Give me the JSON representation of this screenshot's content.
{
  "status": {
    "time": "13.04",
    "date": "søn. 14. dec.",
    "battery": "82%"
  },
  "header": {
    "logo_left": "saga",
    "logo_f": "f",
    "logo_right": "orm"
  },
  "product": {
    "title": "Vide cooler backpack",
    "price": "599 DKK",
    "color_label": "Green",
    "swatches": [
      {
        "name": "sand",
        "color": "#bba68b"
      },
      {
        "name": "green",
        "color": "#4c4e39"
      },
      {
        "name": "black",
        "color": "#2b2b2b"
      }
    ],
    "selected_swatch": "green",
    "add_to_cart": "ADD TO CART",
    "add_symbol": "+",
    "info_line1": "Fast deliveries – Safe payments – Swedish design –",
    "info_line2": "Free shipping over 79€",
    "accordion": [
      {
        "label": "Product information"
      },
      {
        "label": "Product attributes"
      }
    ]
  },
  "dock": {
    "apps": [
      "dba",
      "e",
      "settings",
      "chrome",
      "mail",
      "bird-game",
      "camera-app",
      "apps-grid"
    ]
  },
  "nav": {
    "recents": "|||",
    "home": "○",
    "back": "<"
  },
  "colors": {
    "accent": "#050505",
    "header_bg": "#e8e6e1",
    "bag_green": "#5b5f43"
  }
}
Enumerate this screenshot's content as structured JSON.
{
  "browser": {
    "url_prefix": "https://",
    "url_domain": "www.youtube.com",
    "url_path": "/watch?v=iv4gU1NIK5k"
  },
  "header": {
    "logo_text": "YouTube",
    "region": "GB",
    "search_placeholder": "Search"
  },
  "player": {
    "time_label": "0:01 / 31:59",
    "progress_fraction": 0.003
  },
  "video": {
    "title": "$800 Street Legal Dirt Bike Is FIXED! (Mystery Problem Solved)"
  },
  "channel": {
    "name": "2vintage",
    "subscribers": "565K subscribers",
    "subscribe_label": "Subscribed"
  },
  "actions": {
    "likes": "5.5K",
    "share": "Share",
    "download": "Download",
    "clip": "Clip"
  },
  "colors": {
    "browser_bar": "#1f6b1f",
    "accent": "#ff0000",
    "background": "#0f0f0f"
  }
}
____________________
Every entry above should be retyped exactly as shown.

Give me the JSON representation of this screenshot's content.
{
  "status": {
    "time": "13.04",
    "date": "søn. 14. dec.",
    "battery": "82%"
  },
  "header": {
    "logo_left": "saga",
    "logo_f": "f",
    "logo_right": "orm"
  },
  "product": {
    "title": "Vide cooler backpack",
    "price": "599 DKK",
    "color_label": "Green",
    "swatches": [
      {
        "name": "sand",
        "color": "#bba68b"
      },
      {
        "name": "green",
        "color": "#4c4e39"
      },
      {
        "name": "black",
        "color": "#2b2b2b"
      }
    ],
    "selected_swatch": "green",
    "add_to_cart": "ADD TO CART",
    "add_symbol": "+",
    "info_line1": "Fast deliveries – Safe payments – Swedish design –",
    "info_line2": "Free shipping over 79€",
    "accordion": [
      {
        "label": "Product information"
      },
      {
        "label": "Product attributes"
      }
    ]
  },
  "dock": {
    "apps": [
      "dba",
      "e",
      "settings",
      "chrome",
      "mail",
      "bird-game",
      "camera-app",
      "apps-grid"
    ]
  },
  "nav": {
    "recents": "|||",
    "home": "○",
    "back": "<"
  },
  "colors": {
    "accent": "#050505",
    "header_bg": "#e8e6e1",
    "bag_green": "#5b5f43"
  }
}
Enumerate this screenshot's content as structured JSON.
{
  "browser": {
    "url_prefix": "https://",
    "url_domain": "www.youtube.com",
    "url_path": "/watch?v=iv4gU1NIK5k"
  },
  "header": {
    "logo_text": "YouTube",
    "region": "GB",
    "search_placeholder": "Search"
  },
  "player": {
    "time_label": "0:01 / 31:59",
    "progress_fraction": 0.003
  },
  "video": {
    "title": "$800 Street Legal Dirt Bike Is FIXED! (Mystery Problem Solved)"
  },
  "channel": {
    "name": "2vintage",
    "subscribers": "565K subscribers",
    "subscribe_label": "Subscribed"
  },
  "actions": {
    "likes": "5.5K",
    "share": "Share",
    "download": "Download",
    "clip": "Clip"
  },
  "colors": {
    "browser_bar": "#1f6b1f",
    "accent": "#ff0000",
    "background": "#0f0f0f"
  }
}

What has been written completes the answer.